(Records from a data collection)
:::

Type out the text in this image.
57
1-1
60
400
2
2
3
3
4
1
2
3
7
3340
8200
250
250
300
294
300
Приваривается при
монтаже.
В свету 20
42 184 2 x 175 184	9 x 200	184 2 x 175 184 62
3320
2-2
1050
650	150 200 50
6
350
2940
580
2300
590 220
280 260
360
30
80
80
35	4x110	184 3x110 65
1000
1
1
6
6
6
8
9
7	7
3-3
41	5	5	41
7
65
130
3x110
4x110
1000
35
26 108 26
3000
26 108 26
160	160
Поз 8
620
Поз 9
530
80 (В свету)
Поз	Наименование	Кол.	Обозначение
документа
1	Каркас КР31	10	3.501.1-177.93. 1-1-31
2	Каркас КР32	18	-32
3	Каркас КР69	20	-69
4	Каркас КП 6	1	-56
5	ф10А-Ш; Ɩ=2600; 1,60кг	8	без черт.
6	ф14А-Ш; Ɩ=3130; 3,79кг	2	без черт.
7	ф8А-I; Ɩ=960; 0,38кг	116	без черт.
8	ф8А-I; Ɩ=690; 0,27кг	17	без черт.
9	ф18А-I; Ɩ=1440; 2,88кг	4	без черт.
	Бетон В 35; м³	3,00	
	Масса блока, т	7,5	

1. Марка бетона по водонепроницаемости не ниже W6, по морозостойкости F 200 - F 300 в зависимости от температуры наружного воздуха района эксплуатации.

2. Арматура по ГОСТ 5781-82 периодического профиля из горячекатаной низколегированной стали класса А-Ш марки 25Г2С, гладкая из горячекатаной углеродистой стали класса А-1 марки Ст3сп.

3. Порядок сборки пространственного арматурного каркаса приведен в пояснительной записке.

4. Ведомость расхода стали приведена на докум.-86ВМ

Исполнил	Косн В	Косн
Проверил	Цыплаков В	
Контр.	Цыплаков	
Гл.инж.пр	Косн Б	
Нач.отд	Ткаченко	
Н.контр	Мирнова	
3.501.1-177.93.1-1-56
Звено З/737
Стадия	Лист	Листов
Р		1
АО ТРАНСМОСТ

:::

Return all the data above once more, precisely as given.

- _TASK RESULT_
Type out the text in this image.
57
1-1
60
400
2
2
3
3
4
1
2
3
7
3340
8200
250
250
300
294
300
Приваривается при
монтаже.
В свету 20
42 184 2 x 175 184	9 x 200	184 2 x 175 184 62
3320
2-2
1050
650	150 200 50
6
350
2940
580
2300
590 220
280 260
360
30
80
80
35	4x110	184 3x110 65
1000
1
1
6
6
6
8
9
7	7
3-3
41	5	5	41
7
65
130
3x110
4x110
1000
35
26 108 26
3000
26 108 26
160	160
Поз 8
620
Поз 9
530
80 (В свету)
Поз	Наименование	Кол.	Обозначение
документа
1	Каркас КР31	10	3.501.1-177.93. 1-1-31
2	Каркас КР32	18	-32
3	Каркас КР69	20	-69
4	Каркас КП 6	1	-56
5	ф10А-Ш; Ɩ=2600; 1,60кг	8	без черт.
6	ф14А-Ш; Ɩ=3130; 3,79кг	2	без черт.
7	ф8А-I; Ɩ=960; 0,38кг	116	без черт.
8	ф8А-I; Ɩ=690; 0,27кг	17	без черт.
9	ф18А-I; Ɩ=1440; 2,88кг	4	без черт.
	Бетон В 35; м³	3,00	
	Масса блока, т	7,5	

1. Марка бетона по водонепроницаемости не ниже W6, по морозостойкости F 200 - F 300 в зависимости от температуры наружного воздуха района эксплуатации.

2. Арматура по ГОСТ 5781-82 периодического профиля из горячекатаной низколегированной стали класса А-Ш марки 25Г2С, гладкая из горячекатаной углеродистой стали класса А-1 марки Ст3сп.

3. Порядок сборки пространственного арматурного каркаса приведен в пояснительной записке.

4. Ведомость расхода стали приведена на докум.-86ВМ

Исполнил	Косн В	Косн
Проверил	Цыплаков В	
Контр.	Цыплаков	
Гл.инж.пр	Косн Б	
Нач.отд	Ткаченко	
Н.контр	Мирнова	
3.501.1-177.93.1-1-56
Звено З/737
Стадия	Лист	Листов
Р		1
АО ТРАНСМОСТ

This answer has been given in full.